▶ **Exercise directions**
Filter the data below for the string "ישראלי" and copy each matching line.

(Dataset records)
## begin
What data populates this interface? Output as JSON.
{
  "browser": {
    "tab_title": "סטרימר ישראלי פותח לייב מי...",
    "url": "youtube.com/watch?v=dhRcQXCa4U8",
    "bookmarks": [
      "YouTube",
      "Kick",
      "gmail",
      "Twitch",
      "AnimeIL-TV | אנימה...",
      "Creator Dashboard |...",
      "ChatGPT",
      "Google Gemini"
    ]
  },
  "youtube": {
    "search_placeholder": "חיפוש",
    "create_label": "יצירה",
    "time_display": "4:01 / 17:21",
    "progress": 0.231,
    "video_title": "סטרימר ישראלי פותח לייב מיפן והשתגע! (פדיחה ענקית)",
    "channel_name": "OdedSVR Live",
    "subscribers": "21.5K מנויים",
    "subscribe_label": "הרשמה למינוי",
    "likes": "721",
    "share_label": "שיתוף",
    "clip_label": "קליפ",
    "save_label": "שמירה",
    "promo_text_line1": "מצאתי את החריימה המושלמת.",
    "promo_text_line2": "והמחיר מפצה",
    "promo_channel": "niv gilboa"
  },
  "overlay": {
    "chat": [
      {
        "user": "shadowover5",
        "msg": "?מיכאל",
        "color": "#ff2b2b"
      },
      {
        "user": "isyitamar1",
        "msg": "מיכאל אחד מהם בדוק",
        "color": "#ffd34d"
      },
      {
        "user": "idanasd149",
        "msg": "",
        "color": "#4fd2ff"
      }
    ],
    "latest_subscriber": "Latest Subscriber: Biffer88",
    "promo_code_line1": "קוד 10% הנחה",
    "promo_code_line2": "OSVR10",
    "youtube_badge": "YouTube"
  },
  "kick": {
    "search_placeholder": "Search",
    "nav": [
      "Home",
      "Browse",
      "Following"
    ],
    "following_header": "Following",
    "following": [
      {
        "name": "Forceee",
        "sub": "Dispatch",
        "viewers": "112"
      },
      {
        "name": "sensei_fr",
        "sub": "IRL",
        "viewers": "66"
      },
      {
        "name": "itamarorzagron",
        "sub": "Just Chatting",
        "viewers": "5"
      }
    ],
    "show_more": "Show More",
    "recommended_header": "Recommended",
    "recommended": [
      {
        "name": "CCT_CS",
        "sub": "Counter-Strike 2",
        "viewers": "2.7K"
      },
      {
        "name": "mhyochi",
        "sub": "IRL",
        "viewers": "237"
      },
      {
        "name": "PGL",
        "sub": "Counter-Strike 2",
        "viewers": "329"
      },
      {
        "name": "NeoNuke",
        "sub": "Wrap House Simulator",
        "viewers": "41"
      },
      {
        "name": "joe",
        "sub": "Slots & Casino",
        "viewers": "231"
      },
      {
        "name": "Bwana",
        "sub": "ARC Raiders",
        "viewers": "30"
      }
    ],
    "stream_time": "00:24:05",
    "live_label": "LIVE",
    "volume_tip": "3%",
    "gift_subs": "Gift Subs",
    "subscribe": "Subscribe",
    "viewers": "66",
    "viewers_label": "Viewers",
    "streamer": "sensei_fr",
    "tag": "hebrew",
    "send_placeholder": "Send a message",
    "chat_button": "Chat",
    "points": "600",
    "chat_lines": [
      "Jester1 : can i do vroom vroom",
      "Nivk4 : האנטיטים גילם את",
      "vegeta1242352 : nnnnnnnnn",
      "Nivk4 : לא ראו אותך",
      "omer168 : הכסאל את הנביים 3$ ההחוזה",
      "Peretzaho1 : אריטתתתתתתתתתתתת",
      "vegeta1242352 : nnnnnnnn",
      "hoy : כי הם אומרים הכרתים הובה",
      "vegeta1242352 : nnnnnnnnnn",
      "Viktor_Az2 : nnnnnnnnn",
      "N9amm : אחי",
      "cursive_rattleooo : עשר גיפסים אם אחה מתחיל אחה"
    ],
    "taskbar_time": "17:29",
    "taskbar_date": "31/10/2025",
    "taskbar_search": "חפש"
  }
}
## end
▶ **Task response**
    "tab_title": "סטרימר ישראלי פותח לייב מי...",
    "video_title": "סטרימר ישראלי פותח לייב מיפן והשתגע! (פדיחה ענקית)",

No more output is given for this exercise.